REQUIREMENTS: Write out the data again in full, exactly as it reads.

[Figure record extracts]
•••

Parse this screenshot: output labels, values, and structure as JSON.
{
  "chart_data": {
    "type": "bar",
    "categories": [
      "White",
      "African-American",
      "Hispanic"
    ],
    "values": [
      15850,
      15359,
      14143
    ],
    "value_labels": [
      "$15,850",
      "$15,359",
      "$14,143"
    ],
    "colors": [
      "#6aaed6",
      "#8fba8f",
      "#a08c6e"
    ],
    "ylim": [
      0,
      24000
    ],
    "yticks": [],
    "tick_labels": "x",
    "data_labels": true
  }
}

•••

THE COMPLETED TASK:
Parse this screenshot: output labels, values, and structure as JSON.
{
  "chart_data": {
    "type": "bar",
    "categories": [
      "White",
      "African-American",
      "Hispanic"
    ],
    "values": [
      15850,
      15359,
      14143
    ],
    "value_labels": [
      "$15,850",
      "$15,359",
      "$14,143"
    ],
    "colors": [
      "#6aaed6",
      "#8fba8f",
      "#a08c6e"
    ],
    "ylim": [
      0,
      24000
    ],
    "yticks": [],
    "tick_labels": "x",
    "data_labels": true
  }
}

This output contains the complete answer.